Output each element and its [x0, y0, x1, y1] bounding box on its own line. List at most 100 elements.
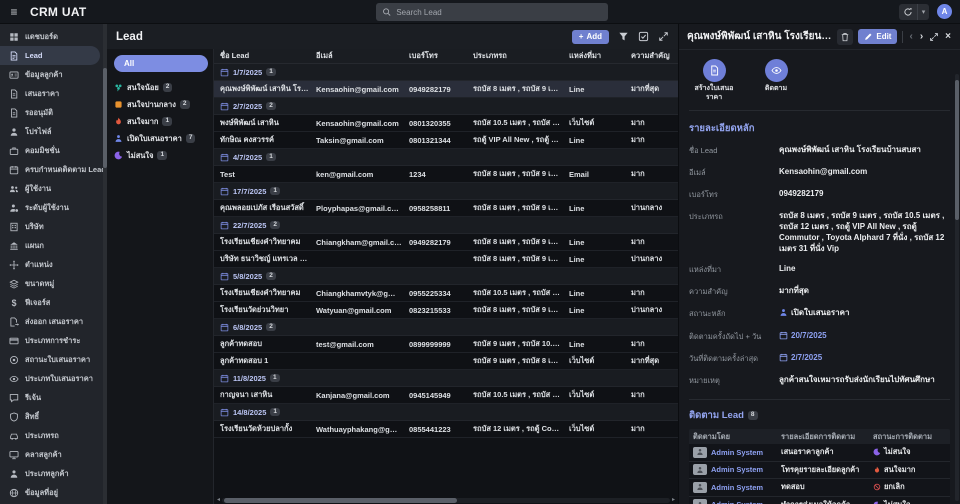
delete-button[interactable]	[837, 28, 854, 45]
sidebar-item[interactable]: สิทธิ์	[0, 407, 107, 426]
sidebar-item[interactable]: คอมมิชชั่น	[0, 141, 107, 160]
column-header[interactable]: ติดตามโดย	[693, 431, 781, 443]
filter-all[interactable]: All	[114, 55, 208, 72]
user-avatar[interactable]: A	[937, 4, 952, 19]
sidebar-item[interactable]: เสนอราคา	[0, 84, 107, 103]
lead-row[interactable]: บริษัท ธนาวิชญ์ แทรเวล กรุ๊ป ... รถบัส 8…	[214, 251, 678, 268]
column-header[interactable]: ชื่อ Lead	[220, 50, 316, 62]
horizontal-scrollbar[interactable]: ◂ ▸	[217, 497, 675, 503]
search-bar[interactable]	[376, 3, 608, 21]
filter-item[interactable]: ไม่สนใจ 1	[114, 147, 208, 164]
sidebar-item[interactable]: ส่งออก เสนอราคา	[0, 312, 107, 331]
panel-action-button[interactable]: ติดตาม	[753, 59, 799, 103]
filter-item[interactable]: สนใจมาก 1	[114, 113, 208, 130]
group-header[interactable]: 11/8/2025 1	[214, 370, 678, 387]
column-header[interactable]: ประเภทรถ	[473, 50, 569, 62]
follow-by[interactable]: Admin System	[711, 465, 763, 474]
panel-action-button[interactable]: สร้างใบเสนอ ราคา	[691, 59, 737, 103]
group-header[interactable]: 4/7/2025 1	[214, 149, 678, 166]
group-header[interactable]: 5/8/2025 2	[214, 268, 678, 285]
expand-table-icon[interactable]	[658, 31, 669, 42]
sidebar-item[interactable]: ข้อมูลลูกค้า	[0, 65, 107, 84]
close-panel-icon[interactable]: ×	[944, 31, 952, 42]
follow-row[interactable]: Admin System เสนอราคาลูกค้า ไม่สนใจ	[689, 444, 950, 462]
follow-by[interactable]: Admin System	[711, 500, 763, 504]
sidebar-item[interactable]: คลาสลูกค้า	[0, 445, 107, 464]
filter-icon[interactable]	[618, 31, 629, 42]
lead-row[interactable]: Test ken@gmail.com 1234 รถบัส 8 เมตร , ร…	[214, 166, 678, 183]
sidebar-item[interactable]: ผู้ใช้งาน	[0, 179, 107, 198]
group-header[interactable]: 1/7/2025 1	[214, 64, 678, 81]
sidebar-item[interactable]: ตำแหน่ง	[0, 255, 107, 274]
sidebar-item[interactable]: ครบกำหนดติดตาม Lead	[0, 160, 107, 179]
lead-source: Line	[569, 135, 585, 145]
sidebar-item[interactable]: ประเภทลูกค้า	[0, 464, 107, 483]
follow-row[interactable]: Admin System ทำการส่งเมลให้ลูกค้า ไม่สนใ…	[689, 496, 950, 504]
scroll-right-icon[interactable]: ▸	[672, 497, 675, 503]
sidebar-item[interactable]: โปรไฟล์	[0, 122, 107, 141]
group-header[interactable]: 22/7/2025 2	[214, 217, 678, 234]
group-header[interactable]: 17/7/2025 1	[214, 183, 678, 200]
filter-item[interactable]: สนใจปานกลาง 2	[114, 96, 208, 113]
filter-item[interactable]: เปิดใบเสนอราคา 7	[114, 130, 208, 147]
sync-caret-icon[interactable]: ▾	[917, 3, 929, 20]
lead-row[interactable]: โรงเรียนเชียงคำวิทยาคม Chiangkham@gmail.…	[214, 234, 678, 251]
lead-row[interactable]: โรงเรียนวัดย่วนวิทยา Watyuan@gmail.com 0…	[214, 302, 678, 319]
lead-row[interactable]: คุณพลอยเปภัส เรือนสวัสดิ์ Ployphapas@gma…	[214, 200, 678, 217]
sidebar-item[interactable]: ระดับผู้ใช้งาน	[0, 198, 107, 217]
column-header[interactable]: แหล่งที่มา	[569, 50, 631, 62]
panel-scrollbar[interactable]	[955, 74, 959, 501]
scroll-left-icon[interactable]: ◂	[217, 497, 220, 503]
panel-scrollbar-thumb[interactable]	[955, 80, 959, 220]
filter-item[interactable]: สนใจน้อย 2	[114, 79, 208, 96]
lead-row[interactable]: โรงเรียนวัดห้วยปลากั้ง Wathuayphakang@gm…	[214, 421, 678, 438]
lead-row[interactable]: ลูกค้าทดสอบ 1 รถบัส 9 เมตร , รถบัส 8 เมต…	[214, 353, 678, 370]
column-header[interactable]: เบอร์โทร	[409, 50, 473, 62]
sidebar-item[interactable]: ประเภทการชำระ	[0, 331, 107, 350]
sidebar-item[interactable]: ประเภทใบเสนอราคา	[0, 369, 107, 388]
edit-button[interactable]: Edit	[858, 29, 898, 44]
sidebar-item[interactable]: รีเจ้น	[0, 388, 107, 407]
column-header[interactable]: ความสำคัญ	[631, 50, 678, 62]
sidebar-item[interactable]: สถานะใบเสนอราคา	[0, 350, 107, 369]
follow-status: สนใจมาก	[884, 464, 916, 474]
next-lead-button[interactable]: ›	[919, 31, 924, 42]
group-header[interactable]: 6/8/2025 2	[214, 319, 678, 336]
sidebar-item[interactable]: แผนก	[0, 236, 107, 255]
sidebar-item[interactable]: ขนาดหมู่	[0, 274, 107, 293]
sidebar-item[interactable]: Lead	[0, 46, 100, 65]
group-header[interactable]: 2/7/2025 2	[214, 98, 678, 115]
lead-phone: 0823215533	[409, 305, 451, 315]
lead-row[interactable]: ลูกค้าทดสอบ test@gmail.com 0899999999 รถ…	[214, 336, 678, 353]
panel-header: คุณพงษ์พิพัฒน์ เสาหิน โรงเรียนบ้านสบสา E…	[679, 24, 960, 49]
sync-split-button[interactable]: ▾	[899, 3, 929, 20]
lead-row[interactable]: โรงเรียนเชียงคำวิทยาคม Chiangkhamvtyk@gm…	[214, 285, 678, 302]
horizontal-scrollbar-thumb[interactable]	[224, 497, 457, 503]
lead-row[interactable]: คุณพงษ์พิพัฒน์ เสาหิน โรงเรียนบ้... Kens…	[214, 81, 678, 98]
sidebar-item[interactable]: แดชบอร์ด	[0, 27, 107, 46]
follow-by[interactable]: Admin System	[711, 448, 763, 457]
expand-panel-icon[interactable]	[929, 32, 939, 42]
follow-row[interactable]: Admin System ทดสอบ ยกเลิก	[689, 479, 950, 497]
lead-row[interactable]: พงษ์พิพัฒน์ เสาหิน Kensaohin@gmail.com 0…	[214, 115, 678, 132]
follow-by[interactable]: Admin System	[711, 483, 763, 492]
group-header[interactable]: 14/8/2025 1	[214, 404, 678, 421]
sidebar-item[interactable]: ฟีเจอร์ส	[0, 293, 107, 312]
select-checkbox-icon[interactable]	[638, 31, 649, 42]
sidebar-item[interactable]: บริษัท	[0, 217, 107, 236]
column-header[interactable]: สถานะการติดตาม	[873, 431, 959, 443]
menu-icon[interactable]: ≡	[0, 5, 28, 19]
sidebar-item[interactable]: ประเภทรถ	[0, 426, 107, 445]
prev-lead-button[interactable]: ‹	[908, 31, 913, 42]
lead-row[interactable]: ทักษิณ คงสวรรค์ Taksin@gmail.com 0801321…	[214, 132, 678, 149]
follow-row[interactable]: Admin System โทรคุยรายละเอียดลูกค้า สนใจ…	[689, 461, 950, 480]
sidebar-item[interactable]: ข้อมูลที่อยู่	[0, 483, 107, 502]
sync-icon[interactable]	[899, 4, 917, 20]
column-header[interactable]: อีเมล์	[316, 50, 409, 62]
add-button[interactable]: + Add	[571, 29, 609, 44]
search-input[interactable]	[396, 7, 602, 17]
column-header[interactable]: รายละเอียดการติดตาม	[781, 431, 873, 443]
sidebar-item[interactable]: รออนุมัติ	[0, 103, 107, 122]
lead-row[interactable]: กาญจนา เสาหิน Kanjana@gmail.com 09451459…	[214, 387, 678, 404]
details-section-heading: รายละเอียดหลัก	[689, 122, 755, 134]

==

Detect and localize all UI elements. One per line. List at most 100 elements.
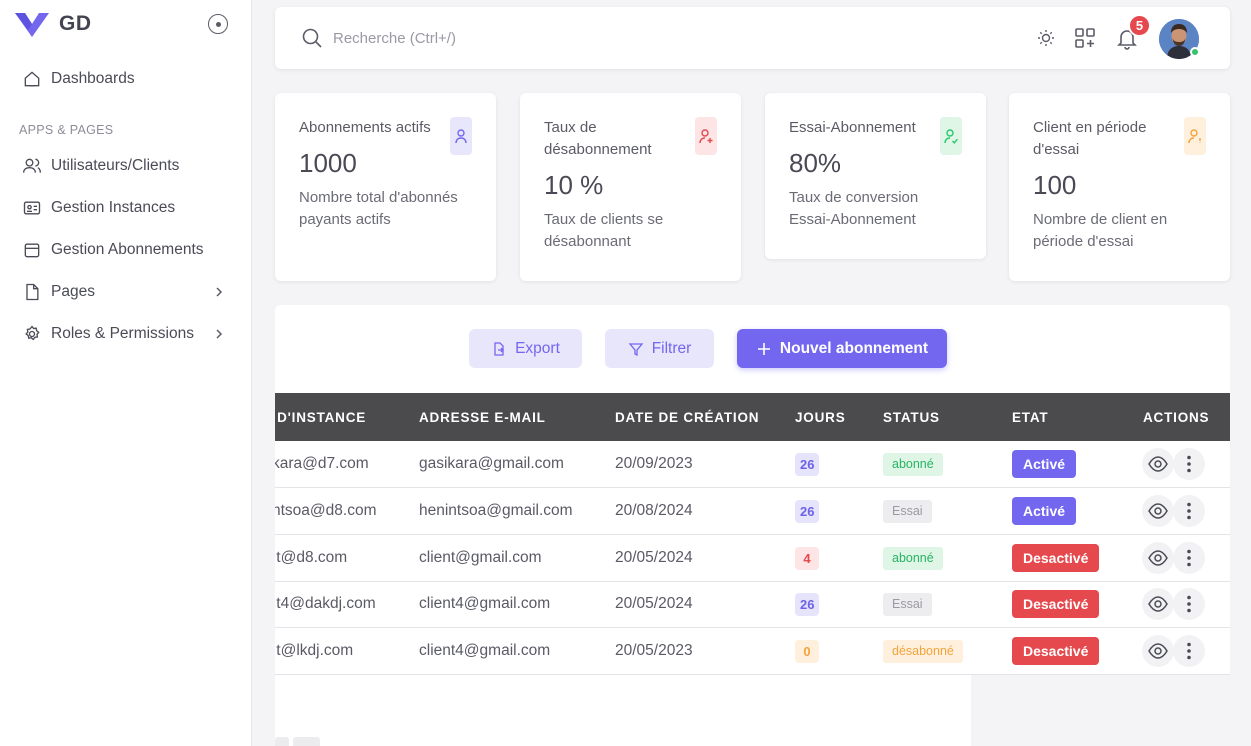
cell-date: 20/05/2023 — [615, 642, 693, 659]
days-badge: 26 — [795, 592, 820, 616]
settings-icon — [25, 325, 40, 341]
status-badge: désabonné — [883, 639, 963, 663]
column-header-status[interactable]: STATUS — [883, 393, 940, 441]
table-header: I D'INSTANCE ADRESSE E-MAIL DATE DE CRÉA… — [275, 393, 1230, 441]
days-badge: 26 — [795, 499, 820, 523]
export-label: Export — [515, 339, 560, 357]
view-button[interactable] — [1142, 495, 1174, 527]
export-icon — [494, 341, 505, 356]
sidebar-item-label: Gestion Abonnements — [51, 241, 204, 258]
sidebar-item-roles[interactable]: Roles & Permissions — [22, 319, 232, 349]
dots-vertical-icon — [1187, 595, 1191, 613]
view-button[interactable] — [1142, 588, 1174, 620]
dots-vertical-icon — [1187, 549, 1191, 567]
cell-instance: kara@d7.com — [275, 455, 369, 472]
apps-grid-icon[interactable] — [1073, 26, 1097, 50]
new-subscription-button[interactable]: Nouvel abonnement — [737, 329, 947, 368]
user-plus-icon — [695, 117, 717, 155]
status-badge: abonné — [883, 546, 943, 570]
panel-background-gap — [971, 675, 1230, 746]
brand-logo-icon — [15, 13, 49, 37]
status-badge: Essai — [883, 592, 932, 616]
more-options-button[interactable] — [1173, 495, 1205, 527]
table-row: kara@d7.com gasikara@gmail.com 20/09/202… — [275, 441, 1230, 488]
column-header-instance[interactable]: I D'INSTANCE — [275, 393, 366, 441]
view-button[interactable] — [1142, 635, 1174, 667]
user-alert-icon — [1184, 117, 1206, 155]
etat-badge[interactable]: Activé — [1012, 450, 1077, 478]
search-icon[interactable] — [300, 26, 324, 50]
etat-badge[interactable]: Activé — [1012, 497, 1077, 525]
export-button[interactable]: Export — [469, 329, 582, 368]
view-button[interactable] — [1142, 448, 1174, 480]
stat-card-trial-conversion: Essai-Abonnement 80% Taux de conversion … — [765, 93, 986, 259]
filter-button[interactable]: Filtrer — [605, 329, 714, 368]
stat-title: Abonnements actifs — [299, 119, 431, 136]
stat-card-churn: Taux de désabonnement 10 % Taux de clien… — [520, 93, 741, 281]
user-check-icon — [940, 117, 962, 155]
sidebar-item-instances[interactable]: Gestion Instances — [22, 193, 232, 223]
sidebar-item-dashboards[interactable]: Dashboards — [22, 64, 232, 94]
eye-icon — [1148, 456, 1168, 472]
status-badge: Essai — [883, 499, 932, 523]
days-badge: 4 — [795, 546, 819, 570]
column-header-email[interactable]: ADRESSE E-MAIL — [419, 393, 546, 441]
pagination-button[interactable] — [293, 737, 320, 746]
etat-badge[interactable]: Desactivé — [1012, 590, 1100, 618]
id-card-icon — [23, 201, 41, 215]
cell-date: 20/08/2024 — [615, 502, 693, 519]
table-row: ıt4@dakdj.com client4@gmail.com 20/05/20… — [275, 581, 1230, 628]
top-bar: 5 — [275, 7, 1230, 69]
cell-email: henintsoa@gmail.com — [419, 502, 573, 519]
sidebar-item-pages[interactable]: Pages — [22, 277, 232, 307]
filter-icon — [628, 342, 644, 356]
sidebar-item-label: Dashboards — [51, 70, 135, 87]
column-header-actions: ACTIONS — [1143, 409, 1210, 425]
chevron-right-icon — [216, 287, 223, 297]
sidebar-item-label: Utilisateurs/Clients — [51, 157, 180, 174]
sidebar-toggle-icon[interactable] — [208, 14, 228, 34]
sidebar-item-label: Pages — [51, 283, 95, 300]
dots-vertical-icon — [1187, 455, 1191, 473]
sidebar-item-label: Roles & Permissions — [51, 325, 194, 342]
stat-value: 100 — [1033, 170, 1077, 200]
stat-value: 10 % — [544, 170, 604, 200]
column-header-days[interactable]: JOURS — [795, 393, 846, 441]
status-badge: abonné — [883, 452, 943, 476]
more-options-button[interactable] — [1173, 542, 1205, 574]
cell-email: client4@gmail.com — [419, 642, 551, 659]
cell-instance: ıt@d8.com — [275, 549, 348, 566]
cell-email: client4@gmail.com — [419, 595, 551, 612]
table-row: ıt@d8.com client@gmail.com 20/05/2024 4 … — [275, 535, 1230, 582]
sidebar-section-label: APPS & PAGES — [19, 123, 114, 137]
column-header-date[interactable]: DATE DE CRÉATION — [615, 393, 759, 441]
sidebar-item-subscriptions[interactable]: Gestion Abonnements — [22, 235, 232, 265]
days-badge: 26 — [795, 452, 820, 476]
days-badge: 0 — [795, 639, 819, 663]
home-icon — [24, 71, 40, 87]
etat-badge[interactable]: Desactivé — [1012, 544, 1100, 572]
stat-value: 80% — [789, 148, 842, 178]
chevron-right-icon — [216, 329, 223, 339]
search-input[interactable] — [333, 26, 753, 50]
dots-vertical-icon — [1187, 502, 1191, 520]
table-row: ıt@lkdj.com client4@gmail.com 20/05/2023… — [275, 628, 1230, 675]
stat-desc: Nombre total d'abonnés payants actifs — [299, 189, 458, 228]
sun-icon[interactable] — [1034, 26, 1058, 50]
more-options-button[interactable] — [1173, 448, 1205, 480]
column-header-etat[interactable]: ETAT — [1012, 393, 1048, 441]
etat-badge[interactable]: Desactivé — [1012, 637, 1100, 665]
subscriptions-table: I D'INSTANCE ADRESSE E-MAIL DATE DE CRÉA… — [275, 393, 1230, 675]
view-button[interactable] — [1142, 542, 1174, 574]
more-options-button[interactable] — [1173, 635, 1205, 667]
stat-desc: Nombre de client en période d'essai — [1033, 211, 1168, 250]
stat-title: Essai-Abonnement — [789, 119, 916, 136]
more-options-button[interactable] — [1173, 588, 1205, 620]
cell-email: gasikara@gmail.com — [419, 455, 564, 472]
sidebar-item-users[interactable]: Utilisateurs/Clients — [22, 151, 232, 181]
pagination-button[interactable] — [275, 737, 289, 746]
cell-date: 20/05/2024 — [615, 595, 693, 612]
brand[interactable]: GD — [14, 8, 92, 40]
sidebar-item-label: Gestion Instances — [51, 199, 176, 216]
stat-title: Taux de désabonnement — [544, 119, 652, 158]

--

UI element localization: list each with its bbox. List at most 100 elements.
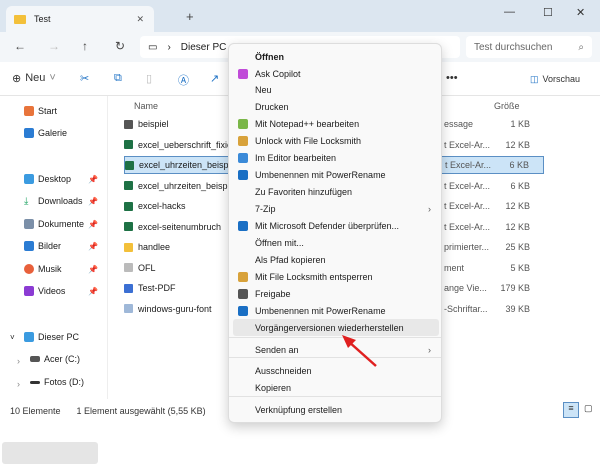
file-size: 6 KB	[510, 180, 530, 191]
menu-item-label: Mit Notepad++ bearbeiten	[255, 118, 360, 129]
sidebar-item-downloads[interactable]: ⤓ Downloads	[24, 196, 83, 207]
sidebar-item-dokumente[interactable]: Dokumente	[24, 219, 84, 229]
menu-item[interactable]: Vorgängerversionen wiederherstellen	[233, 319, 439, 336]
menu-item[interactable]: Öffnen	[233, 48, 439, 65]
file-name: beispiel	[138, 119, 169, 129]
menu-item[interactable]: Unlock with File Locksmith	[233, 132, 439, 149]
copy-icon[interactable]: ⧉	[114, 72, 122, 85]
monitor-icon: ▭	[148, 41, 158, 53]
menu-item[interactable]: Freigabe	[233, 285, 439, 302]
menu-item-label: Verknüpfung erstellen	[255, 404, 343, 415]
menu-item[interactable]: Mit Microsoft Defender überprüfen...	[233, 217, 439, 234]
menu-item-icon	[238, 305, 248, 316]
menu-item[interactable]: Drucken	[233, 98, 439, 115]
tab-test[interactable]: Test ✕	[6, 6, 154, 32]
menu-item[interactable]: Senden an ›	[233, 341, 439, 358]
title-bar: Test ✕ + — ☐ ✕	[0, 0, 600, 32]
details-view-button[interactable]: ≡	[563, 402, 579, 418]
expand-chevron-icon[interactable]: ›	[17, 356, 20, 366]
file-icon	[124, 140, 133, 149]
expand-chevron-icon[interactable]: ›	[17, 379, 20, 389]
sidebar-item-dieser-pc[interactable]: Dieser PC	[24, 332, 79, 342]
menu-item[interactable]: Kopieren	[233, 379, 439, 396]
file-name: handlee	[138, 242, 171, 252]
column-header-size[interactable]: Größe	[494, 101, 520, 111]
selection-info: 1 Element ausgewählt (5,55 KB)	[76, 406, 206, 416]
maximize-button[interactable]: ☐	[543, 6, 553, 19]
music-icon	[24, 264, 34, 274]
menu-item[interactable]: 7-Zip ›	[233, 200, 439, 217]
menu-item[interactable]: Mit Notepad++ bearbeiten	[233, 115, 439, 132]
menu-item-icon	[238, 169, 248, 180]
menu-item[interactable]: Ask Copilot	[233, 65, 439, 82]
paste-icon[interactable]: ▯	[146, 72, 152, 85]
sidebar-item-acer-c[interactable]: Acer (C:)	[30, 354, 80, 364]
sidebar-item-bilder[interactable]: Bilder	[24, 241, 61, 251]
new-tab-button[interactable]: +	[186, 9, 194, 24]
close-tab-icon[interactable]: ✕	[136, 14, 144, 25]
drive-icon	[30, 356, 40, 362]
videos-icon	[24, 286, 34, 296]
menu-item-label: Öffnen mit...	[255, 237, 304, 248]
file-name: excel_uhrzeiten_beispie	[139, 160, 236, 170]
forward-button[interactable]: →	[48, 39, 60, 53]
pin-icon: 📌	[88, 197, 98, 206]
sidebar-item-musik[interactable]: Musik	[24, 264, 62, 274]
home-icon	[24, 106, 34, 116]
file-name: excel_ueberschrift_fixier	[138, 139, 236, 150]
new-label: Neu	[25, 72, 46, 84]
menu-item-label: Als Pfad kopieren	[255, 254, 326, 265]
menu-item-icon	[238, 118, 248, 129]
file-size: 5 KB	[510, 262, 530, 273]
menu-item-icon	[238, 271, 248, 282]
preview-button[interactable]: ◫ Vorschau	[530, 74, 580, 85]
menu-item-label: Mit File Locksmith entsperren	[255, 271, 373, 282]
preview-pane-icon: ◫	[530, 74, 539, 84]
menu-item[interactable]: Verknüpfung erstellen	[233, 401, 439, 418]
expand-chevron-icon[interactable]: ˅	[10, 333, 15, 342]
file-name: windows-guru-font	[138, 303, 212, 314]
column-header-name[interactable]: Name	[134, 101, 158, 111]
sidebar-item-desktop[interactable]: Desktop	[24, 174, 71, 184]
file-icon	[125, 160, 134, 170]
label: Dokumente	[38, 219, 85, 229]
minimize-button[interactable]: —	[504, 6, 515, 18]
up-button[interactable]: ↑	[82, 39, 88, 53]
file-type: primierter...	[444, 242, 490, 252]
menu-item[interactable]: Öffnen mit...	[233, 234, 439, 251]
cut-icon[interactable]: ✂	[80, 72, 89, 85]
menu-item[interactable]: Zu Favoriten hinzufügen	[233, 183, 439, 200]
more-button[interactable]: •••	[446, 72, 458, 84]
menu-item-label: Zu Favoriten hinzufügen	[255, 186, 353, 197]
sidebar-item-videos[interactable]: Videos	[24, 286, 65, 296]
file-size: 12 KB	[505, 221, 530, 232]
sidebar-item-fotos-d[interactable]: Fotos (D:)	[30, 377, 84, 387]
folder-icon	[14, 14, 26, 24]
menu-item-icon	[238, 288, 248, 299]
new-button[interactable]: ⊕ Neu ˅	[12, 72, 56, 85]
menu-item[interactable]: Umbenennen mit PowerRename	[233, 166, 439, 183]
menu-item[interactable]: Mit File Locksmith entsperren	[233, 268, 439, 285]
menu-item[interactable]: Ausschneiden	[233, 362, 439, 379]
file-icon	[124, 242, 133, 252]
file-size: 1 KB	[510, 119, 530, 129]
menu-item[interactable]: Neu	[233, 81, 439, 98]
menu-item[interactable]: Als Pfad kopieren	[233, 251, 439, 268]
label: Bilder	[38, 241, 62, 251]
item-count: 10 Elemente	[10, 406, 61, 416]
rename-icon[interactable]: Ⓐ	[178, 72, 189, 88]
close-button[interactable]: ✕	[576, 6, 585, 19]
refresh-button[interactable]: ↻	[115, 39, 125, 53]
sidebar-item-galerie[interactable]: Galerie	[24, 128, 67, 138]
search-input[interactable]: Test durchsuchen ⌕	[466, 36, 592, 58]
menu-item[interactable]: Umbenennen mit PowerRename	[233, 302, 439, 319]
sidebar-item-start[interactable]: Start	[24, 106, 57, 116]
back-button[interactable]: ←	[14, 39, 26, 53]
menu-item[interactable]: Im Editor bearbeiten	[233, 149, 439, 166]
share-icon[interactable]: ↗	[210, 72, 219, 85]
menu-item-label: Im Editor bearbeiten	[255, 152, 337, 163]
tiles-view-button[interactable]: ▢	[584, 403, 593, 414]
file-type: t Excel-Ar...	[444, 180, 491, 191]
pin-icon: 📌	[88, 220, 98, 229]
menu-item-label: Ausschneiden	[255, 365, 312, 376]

Work to do
Rewrite the entries in the first block as a numbered list, starting at the line containing "28, 854, 45]" and ending at the line containing "50, 316, 62]", with both of those lines included and any blank lines omitted.

The result
1. delete-button[interactable]	[837, 28, 854, 45]
2. sidebar-item[interactable]: สิทธิ์	[0, 407, 107, 426]
3. sidebar-item[interactable]: คอมมิชชั่น	[0, 141, 107, 160]
4. column-header[interactable]: ติดตามโดย	[693, 431, 781, 443]
5. filter-all[interactable]: All	[114, 55, 208, 72]
6. user-avatar[interactable]: A	[937, 4, 952, 19]
7. sidebar-item[interactable]: เสนอราคา	[0, 84, 107, 103]
8. lead-row[interactable]: บริษัท ธนาวิชญ์ แทรเวล กรุ๊ป ... รถบัส 8…	[214, 251, 678, 268]
9. column-header[interactable]: ชื่อ Lead	[220, 50, 316, 62]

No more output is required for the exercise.